Leave out the pictures, then reproduce the rest of the material exactly.

= EXTRACTED ENTRIES =
------------------------------------------------------------------------
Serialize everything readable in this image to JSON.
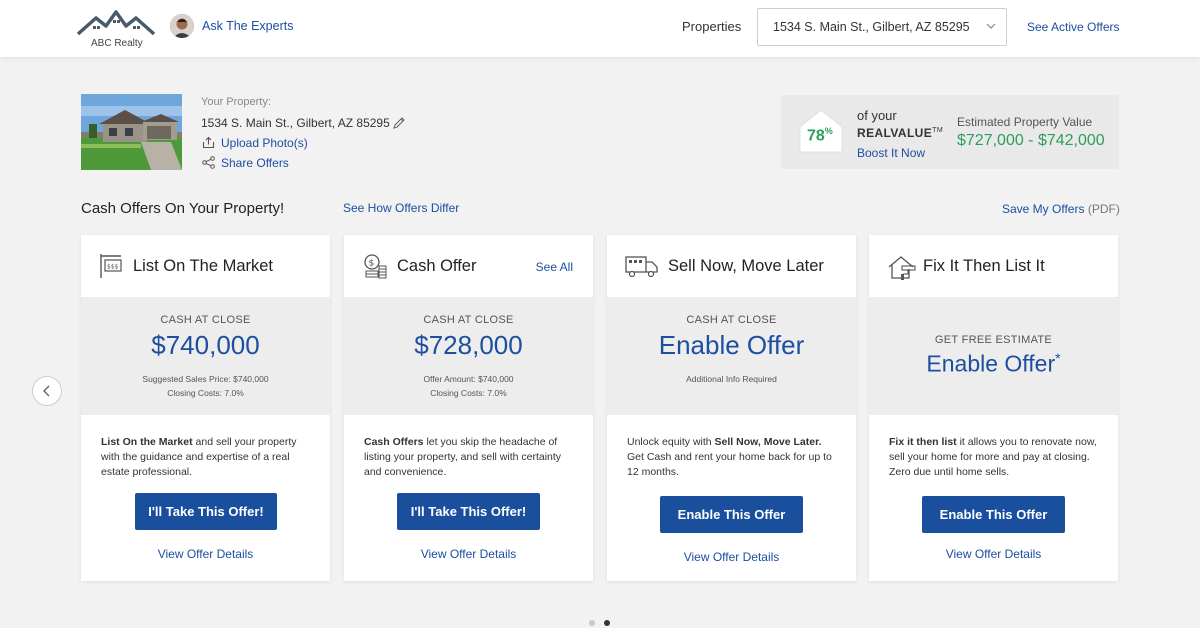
{
  "header": {
    "logo_text": "ABC Realty",
    "expert_link": "Ask The Experts",
    "properties_label": "Properties",
    "property_select": "1534 S. Main St., Gilbert, AZ 85295",
    "see_active": "See Active Offers"
  },
  "property": {
    "label": "Your Property:",
    "address": "1534 S. Main St., Gilbert, AZ 85295",
    "upload": "Upload Photo(s)",
    "share": "Share Offers"
  },
  "realvalue": {
    "percent": "78",
    "percent_sign": "%",
    "of_your": "of your",
    "brand": "REALVALUE",
    "tm": "TM",
    "boost": "Boost It Now",
    "est_label": "Estimated Property Value",
    "est_value": "$727,000 - $742,000"
  },
  "section": {
    "title": "Cash Offers On Your Property!",
    "see_how": "See How Offers Differ",
    "save": "Save My Offers",
    "save_suffix": "(PDF)"
  },
  "cards": [
    {
      "title": "List On The Market",
      "label": "CASH AT CLOSE",
      "value": "$740,000",
      "small1": "Suggested Sales Price: $740,000",
      "small2": "Closing Costs: 7.0%",
      "desc_bold": "List On the Market",
      "desc_rest": " and sell your property with the guidance and expertise of a real estate professional.",
      "button": "I'll Take This Offer!",
      "link": "View Offer Details"
    },
    {
      "title": "Cash Offer",
      "see_all": "See All",
      "label": "CASH AT CLOSE",
      "value": "$728,000",
      "small1": "Offer Amount: $740,000",
      "small2": "Closing Costs: 7.0%",
      "desc_bold": "Cash Offers",
      "desc_rest": " let you skip the headache of listing your property, and sell with certainty and convenience.",
      "button": "I'll Take This Offer!",
      "link": "View Offer Details"
    },
    {
      "title": "Sell Now, Move Later",
      "label": "CASH AT CLOSE",
      "value": "Enable Offer",
      "small1": "Additional Info Required",
      "desc_pre": "Unlock equity with ",
      "desc_bold": "Sell Now, Move Later.",
      "desc_rest": " Get Cash and rent your home back for up to 12 months.",
      "button": "Enable This Offer",
      "link": "View Offer Details"
    },
    {
      "title": "Fix It Then List It",
      "label": "GET FREE ESTIMATE",
      "value": "Enable Offer",
      "value_mark": "*",
      "desc_bold": "Fix it then list",
      "desc_rest": " it allows you to renovate now, sell your home for more and pay at closing. Zero due until home sells.",
      "button": "Enable This Offer",
      "link": "View Offer Details"
    }
  ],
  "colors": {
    "brand_blue": "#1a4f9e",
    "link_blue": "#1d4fa0",
    "accent_green": "#2e9e5b"
  }
}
------------------------------------------------------------------------
= RESULT BELOW =
Serialize everything readable in this image to JSON.
{
  "header": {
    "logo_text": "ABC Realty",
    "expert_link": "Ask The Experts",
    "properties_label": "Properties",
    "property_select": "1534 S. Main St., Gilbert, AZ 85295",
    "see_active": "See Active Offers"
  },
  "property": {
    "label": "Your Property:",
    "address": "1534 S. Main St., Gilbert, AZ 85295",
    "upload": "Upload Photo(s)",
    "share": "Share Offers"
  },
  "realvalue": {
    "percent": "78",
    "percent_sign": "%",
    "of_your": "of your",
    "brand": "REALVALUE",
    "tm": "TM",
    "boost": "Boost It Now",
    "est_label": "Estimated Property Value",
    "est_value": "$727,000 - $742,000"
  },
  "section": {
    "title": "Cash Offers On Your Property!",
    "see_how": "See How Offers Differ",
    "save": "Save My Offers",
    "save_suffix": "(PDF)"
  },
  "cards": [
    {
      "title": "List On The Market",
      "label": "CASH AT CLOSE",
      "value": "$740,000",
      "small1": "Suggested Sales Price: $740,000",
      "small2": "Closing Costs: 7.0%",
      "desc_bold": "List On the Market",
      "desc_rest": " and sell your property with the guidance and expertise of a real estate professional.",
      "button": "I'll Take This Offer!",
      "link": "View Offer Details"
    },
    {
      "title": "Cash Offer",
      "see_all": "See All",
      "label": "CASH AT CLOSE",
      "value": "$728,000",
      "small1": "Offer Amount: $740,000",
      "small2": "Closing Costs: 7.0%",
      "desc_bold": "Cash Offers",
      "desc_rest": " let you skip the headache of listing your property, and sell with certainty and convenience.",
      "button": "I'll Take This Offer!",
      "link": "View Offer Details"
    },
    {
      "title": "Sell Now, Move Later",
      "label": "CASH AT CLOSE",
      "value": "Enable Offer",
      "small1": "Additional Info Required",
      "desc_pre": "Unlock equity with ",
      "desc_bold": "Sell Now, Move Later.",
      "desc_rest": " Get Cash and rent your home back for up to 12 months.",
      "button": "Enable This Offer",
      "link": "View Offer Details"
    },
    {
      "title": "Fix It Then List It",
      "label": "GET FREE ESTIMATE",
      "value": "Enable Offer",
      "value_mark": "*",
      "desc_bold": "Fix it then list",
      "desc_rest": " it allows you to renovate now, sell your home for more and pay at closing. Zero due until home sells.",
      "button": "Enable This Offer",
      "link": "View Offer Details"
    }
  ],
  "colors": {
    "brand_blue": "#1a4f9e",
    "link_blue": "#1d4fa0",
    "accent_green": "#2e9e5b"
  }
}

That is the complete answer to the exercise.